Retype every one of the lines below word for word, and leave any pictures out of your copy.

[begin Exercise materials]

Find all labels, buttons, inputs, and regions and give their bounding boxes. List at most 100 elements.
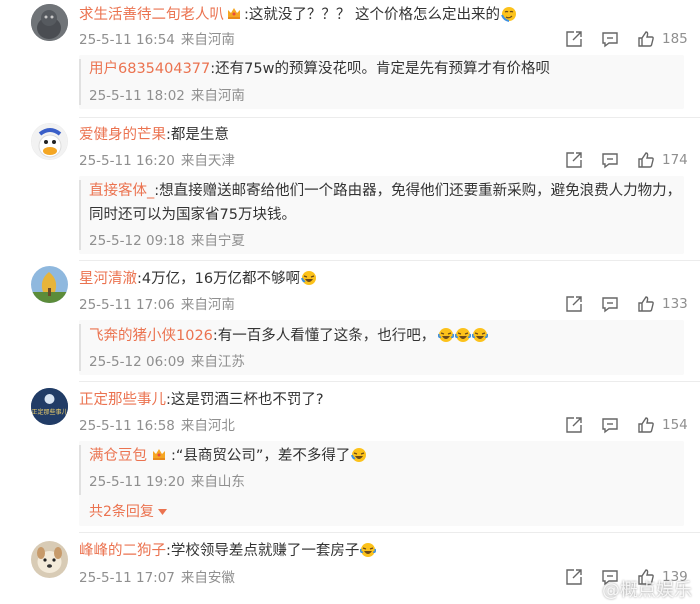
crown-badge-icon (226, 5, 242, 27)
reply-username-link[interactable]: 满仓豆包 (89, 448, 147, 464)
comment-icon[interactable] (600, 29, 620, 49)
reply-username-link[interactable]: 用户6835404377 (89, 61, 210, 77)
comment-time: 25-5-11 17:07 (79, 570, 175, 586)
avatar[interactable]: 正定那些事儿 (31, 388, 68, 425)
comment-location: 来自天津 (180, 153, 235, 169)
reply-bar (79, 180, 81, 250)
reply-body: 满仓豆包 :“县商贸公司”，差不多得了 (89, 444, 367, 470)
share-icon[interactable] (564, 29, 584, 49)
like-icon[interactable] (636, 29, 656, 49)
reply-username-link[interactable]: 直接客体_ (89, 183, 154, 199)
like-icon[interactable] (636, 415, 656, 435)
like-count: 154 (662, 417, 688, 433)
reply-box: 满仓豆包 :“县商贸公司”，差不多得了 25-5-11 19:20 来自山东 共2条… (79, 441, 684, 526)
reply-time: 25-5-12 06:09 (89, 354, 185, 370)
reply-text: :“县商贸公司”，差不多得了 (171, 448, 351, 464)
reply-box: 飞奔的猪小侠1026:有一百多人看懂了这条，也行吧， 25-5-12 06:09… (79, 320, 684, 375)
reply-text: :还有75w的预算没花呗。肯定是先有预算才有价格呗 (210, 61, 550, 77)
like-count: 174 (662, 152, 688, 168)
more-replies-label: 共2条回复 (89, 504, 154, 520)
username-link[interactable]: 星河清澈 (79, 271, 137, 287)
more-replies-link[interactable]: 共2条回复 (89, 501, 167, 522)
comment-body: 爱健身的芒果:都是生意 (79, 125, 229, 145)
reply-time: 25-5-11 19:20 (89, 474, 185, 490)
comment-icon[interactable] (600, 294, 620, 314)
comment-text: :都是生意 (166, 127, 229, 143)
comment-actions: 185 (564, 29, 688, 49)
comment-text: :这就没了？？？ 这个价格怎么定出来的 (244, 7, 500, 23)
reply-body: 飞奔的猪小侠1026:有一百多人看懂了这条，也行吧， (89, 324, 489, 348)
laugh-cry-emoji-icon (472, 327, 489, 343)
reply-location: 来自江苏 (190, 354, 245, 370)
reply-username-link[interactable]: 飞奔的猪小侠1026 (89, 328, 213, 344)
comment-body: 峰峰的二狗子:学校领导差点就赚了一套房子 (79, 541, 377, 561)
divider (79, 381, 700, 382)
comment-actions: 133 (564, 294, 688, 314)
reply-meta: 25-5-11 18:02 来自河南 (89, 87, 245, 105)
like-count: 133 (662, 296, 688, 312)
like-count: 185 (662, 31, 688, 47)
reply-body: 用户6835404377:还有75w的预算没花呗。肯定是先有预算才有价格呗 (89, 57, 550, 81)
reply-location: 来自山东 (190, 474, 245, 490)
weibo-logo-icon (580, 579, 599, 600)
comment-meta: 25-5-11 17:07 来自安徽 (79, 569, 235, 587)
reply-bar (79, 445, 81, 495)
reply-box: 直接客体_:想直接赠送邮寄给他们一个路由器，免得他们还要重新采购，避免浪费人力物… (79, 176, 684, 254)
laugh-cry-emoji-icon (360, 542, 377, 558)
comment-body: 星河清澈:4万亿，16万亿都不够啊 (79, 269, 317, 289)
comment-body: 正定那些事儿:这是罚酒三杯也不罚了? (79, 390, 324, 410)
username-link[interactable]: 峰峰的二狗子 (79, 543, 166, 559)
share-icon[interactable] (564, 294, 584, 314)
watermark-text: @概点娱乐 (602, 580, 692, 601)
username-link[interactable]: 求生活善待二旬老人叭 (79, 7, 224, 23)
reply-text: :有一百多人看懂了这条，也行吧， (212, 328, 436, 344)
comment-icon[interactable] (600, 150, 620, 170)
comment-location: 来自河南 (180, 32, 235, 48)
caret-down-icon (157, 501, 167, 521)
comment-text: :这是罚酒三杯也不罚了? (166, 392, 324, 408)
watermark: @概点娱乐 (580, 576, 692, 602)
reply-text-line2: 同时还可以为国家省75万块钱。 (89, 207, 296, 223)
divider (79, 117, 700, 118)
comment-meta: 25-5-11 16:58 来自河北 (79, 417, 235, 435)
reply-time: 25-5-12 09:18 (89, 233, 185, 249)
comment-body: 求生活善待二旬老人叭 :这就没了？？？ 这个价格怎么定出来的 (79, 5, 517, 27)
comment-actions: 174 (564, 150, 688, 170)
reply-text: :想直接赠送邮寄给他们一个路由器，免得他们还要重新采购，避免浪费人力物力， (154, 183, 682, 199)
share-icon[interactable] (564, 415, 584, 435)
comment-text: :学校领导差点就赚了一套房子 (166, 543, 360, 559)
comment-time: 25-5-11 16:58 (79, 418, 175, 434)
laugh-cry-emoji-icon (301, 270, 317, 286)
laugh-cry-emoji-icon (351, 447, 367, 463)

[end Exercise materials]

— Solution to the problem —
Find all labels, buttons, inputs, and regions and give their bounding boxes. List at most 100 elements.
crown-badge-icon (226, 5, 242, 27)
reply-username-link[interactable]: 满仓豆包 (89, 448, 147, 464)
comment-icon[interactable] (600, 29, 620, 49)
reply-username-link[interactable]: 用户6835404377 (89, 61, 210, 77)
comment-time: 25-5-11 17:07 (79, 570, 175, 586)
avatar[interactable]: 正定那些事儿 (31, 388, 68, 425)
comment-location: 来自天津 (180, 153, 235, 169)
reply-bar (79, 180, 81, 250)
reply-body: 满仓豆包 :“县商贸公司”，差不多得了 (89, 444, 367, 470)
share-icon[interactable] (564, 29, 584, 49)
like-icon[interactable] (636, 29, 656, 49)
reply-username-link[interactable]: 直接客体_ (89, 183, 154, 199)
like-icon[interactable] (636, 415, 656, 435)
like-count: 154 (662, 417, 688, 433)
reply-box: 满仓豆包 :“县商贸公司”，差不多得了 25-5-11 19:20 来自山东 共2条… (79, 441, 684, 526)
reply-time: 25-5-12 06:09 (89, 354, 185, 370)
reply-text: :“县商贸公司”，差不多得了 (171, 448, 351, 464)
reply-box: 飞奔的猪小侠1026:有一百多人看懂了这条，也行吧， 25-5-12 06:09… (79, 320, 684, 375)
reply-text: :还有75w的预算没花呗。肯定是先有预算才有价格呗 (210, 61, 550, 77)
like-count: 174 (662, 152, 688, 168)
more-replies-label: 共2条回复 (89, 504, 154, 520)
username-link[interactable]: 星河清澈 (79, 271, 137, 287)
more-replies-link[interactable]: 共2条回复 (89, 501, 167, 522)
comment-body: 爱健身的芒果:都是生意 (79, 125, 229, 145)
reply-time: 25-5-11 19:20 (89, 474, 185, 490)
comment-icon[interactable] (600, 294, 620, 314)
comment-text: :都是生意 (166, 127, 229, 143)
comment-actions: 185 (564, 29, 688, 49)
comment-text: :这就没了？？？ 这个价格怎么定出来的 (244, 7, 500, 23)
reply-body: 飞奔的猪小侠1026:有一百多人看懂了这条，也行吧， (89, 324, 489, 348)
laugh-cry-emoji-icon (472, 327, 489, 343)
reply-location: 来自江苏 (190, 354, 245, 370)
reply-username-link[interactable]: 飞奔的猪小侠1026 (89, 328, 213, 344)
comment-body: 峰峰的二狗子:学校领导差点就赚了一套房子 (79, 541, 377, 561)
divider (79, 381, 700, 382)
comment-actions: 133 (564, 294, 688, 314)
reply-meta: 25-5-11 18:02 来自河南 (89, 87, 245, 105)
like-count: 133 (662, 296, 688, 312)
like-count: 185 (662, 31, 688, 47)
reply-body: 用户6835404377:还有75w的预算没花呗。肯定是先有预算才有价格呗 (89, 57, 550, 81)
reply-location: 来自山东 (190, 474, 245, 490)
weibo-logo-icon (580, 579, 599, 600)
comment-meta: 25-5-11 17:07 来自安徽 (79, 569, 235, 587)
reply-bar (79, 445, 81, 495)
reply-box: 直接客体_:想直接赠送邮寄给他们一个路由器，免得他们还要重新采购，避免浪费人力物… (79, 176, 684, 254)
laugh-cry-emoji-icon (360, 542, 377, 558)
comment-body: 星河清澈:4万亿，16万亿都不够啊 (79, 269, 317, 289)
comment-body: 正定那些事儿:这是罚酒三杯也不罚了? (79, 390, 324, 410)
username-link[interactable]: 峰峰的二狗子 (79, 543, 166, 559)
share-icon[interactable] (564, 294, 584, 314)
watermark-text: @概点娱乐 (602, 580, 692, 601)
username-link[interactable]: 求生活善待二旬老人叭 (79, 7, 224, 23)
reply-text: :有一百多人看懂了这条，也行吧， (212, 328, 436, 344)
comment-icon[interactable] (600, 150, 620, 170)
comment-location: 来自河南 (180, 32, 235, 48)
caret-down-icon (157, 501, 167, 521)
comment-text: :这是罚酒三杯也不罚了? (166, 392, 324, 408)
watermark: @概点娱乐 (580, 576, 692, 602)
reply-text-line2: 同时还可以为国家省75万块钱。 (89, 207, 296, 223)
divider (79, 117, 700, 118)
comment-meta: 25-5-11 16:58 来自河北 (79, 417, 235, 435)
reply-time: 25-5-12 09:18 (89, 233, 185, 249)
comment-body: 求生活善待二旬老人叭 :这就没了？？？ 这个价格怎么定出来的 (79, 5, 517, 27)
comment-actions: 174 (564, 150, 688, 170)
reply-text: :想直接赠送邮寄给他们一个路由器，免得他们还要重新采购，避免浪费人力物力， (154, 183, 682, 199)
share-icon[interactable] (564, 415, 584, 435)
comment-text: :学校领导差点就赚了一套房子 (166, 543, 360, 559)
comment-time: 25-5-11 16:58 (79, 418, 175, 434)
laugh-cry-emoji-icon (301, 270, 317, 286)
laugh-cry-emoji-icon (351, 447, 367, 463)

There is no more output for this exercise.